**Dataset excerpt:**
>> start
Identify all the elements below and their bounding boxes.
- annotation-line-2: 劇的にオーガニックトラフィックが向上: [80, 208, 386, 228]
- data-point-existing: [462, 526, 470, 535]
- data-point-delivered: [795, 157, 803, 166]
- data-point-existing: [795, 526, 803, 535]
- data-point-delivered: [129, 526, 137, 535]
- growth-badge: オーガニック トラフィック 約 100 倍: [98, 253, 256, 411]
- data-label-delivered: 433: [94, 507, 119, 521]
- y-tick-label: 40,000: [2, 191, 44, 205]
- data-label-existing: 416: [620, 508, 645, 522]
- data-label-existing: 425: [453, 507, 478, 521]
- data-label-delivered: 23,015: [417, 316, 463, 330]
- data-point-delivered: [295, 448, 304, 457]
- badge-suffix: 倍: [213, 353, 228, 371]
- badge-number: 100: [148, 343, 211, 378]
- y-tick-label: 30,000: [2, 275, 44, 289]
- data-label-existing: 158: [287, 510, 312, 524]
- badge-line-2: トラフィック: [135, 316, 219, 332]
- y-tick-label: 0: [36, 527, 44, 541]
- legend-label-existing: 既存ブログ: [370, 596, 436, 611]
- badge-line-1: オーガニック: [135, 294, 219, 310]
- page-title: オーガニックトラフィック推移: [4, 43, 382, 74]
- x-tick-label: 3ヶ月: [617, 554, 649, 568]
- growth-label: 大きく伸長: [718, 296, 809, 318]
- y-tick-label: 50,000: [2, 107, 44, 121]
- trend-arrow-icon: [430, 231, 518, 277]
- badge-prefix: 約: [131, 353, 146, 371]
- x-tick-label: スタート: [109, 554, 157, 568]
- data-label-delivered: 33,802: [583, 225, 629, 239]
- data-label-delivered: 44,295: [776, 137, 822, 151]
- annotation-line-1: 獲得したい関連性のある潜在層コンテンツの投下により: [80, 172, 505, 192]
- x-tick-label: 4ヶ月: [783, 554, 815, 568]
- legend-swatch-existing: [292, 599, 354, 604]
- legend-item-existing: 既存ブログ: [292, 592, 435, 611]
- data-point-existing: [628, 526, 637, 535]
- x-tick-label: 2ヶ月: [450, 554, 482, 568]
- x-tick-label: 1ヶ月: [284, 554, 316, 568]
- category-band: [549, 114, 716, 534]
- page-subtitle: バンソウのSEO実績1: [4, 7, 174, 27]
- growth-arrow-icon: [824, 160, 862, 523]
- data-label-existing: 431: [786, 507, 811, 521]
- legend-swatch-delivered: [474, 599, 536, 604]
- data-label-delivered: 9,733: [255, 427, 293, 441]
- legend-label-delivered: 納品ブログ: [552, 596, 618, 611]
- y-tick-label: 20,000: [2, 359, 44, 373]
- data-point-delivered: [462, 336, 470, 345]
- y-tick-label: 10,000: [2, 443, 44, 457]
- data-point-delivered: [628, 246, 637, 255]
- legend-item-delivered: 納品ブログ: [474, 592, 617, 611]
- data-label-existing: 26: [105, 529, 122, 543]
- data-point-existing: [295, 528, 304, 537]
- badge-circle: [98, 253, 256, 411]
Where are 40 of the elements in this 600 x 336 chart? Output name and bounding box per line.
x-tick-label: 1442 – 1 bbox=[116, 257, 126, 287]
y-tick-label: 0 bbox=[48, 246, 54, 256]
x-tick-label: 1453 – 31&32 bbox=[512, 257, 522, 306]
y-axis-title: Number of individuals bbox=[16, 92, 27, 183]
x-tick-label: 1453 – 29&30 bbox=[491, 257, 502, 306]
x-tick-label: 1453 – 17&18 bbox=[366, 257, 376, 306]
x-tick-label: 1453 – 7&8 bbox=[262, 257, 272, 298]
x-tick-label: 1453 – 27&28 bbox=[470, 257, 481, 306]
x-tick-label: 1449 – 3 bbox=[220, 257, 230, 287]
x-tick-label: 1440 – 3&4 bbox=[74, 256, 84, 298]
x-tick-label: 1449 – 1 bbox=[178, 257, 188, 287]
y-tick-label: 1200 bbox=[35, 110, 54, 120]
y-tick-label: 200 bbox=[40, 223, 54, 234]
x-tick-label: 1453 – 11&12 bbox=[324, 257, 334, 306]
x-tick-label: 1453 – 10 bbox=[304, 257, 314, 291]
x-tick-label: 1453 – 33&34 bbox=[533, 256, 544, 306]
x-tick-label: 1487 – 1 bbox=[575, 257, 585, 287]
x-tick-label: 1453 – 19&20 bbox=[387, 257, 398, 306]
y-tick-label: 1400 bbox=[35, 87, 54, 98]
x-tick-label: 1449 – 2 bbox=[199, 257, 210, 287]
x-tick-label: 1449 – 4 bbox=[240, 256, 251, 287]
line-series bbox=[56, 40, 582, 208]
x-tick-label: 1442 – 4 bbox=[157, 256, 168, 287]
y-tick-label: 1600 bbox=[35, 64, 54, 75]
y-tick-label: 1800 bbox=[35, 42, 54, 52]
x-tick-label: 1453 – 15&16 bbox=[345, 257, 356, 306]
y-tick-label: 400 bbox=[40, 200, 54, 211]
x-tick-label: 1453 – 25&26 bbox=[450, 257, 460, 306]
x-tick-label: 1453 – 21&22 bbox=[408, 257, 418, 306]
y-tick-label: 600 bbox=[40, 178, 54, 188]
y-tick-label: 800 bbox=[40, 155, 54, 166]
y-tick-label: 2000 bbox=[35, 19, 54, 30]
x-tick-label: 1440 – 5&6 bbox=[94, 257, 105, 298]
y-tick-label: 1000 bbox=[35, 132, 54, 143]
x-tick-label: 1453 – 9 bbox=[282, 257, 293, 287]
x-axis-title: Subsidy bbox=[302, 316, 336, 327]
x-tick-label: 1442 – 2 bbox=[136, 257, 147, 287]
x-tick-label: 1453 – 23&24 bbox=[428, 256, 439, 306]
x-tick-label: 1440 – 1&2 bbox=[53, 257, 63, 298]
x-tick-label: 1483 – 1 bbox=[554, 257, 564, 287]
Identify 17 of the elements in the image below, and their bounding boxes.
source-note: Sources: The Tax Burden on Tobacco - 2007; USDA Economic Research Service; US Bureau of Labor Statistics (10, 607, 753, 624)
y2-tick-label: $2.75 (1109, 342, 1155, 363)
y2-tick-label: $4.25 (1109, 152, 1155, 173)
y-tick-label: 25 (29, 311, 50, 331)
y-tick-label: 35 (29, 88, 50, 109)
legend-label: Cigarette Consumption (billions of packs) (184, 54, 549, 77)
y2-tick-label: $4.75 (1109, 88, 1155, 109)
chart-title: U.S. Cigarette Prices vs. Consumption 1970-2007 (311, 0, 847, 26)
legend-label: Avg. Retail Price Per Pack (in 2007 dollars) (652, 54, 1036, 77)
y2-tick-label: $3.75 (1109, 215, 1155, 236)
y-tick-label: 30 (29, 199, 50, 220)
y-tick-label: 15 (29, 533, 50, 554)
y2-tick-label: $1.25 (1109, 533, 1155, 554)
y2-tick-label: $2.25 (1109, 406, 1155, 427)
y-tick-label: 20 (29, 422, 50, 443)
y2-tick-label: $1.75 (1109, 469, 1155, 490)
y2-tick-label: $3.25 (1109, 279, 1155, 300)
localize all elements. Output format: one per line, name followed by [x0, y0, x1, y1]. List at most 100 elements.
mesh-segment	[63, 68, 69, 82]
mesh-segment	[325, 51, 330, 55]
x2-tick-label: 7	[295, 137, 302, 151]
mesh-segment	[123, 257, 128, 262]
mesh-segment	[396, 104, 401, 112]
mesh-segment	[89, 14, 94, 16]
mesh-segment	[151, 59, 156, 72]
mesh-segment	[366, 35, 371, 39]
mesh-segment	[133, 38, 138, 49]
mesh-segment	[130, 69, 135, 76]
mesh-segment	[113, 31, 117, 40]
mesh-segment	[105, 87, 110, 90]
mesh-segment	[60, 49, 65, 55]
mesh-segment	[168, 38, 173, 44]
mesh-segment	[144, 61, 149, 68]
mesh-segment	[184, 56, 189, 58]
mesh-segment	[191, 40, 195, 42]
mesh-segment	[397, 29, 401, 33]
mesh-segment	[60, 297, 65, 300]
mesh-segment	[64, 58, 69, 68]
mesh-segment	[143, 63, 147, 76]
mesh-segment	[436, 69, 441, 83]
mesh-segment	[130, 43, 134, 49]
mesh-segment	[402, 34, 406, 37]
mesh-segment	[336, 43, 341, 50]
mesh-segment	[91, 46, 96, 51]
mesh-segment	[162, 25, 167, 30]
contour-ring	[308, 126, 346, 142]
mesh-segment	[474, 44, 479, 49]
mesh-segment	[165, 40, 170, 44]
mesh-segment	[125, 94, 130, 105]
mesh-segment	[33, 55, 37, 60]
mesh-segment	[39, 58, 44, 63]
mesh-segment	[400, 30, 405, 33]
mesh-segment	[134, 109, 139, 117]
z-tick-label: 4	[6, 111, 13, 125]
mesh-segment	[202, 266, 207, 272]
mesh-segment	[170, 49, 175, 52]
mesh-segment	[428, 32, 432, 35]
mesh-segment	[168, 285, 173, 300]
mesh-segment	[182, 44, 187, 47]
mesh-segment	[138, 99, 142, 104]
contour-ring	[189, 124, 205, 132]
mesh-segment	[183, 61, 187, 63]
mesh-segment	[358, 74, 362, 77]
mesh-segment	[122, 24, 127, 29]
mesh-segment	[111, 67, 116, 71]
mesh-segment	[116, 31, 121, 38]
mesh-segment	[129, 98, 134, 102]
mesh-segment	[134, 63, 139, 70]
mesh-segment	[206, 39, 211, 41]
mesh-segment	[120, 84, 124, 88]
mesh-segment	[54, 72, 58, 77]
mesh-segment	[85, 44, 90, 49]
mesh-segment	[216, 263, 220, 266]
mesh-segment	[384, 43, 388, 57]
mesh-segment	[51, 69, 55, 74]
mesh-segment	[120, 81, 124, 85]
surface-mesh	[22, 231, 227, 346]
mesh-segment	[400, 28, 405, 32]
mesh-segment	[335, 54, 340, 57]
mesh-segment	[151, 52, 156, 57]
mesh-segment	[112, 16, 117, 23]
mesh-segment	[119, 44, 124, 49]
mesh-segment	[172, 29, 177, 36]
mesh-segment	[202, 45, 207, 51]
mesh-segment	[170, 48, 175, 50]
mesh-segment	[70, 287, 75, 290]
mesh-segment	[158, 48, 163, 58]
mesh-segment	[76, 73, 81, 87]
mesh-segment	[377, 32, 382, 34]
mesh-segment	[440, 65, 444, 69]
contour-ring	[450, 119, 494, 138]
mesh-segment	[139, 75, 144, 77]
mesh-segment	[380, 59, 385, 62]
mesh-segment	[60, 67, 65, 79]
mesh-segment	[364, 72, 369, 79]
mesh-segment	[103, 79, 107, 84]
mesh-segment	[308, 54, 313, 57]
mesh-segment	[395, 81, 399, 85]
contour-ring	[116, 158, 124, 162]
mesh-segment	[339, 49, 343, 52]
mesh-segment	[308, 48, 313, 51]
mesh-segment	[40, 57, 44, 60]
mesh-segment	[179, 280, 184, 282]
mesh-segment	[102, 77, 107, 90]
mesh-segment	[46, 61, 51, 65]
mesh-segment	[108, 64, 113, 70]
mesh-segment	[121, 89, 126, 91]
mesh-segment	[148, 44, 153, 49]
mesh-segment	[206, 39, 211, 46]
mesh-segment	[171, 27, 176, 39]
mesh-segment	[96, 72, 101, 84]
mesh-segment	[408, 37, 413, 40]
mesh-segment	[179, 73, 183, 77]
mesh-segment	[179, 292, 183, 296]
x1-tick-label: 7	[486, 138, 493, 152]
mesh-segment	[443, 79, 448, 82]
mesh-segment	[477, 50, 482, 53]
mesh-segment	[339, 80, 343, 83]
>> end
**Instructions to follow:**
Copy the records word for word, starting with their first line and stopping after the line that contains "- badge-number: 100: [148, 343, 211, 378]".

**Result for this task:**
Identify all the elements below and their bounding boxes.
- annotation-line-2: 劇的にオーガニックトラフィックが向上: [80, 208, 386, 228]
- data-point-existing: [462, 526, 470, 535]
- data-point-delivered: [795, 157, 803, 166]
- data-point-existing: [795, 526, 803, 535]
- data-point-delivered: [129, 526, 137, 535]
- growth-badge: オーガニック トラフィック 約 100 倍: [98, 253, 256, 411]
- data-label-delivered: 433: [94, 507, 119, 521]
- y-tick-label: 40,000: [2, 191, 44, 205]
- data-label-existing: 416: [620, 508, 645, 522]
- data-label-existing: 425: [453, 507, 478, 521]
- data-label-delivered: 23,015: [417, 316, 463, 330]
- data-point-delivered: [295, 448, 304, 457]
- badge-suffix: 倍: [213, 353, 228, 371]
- badge-number: 100: [148, 343, 211, 378]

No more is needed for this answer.